▼

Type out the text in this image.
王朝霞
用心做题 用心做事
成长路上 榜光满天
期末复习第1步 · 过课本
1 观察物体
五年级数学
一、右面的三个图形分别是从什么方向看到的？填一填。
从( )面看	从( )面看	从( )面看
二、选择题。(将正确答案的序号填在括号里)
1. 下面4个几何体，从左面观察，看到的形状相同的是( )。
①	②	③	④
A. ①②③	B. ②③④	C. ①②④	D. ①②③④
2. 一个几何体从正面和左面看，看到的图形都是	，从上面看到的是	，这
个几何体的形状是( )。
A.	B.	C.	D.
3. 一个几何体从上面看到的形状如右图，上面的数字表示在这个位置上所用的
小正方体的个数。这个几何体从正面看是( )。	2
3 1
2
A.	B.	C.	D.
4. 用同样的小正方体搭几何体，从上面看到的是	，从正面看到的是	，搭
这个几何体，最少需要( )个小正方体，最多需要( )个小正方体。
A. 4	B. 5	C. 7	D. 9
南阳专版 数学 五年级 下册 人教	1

▲

▶ **Challenge**
Copy every line above in which the string "从上面看到的是" shows up.

▶ **Result of this task**
2. 一个几何体从正面和左面看，看到的图形都是	，从上面看到的是	，这
4. 用同样的小正方体搭几何体，从上面看到的是	，从正面看到的是	，搭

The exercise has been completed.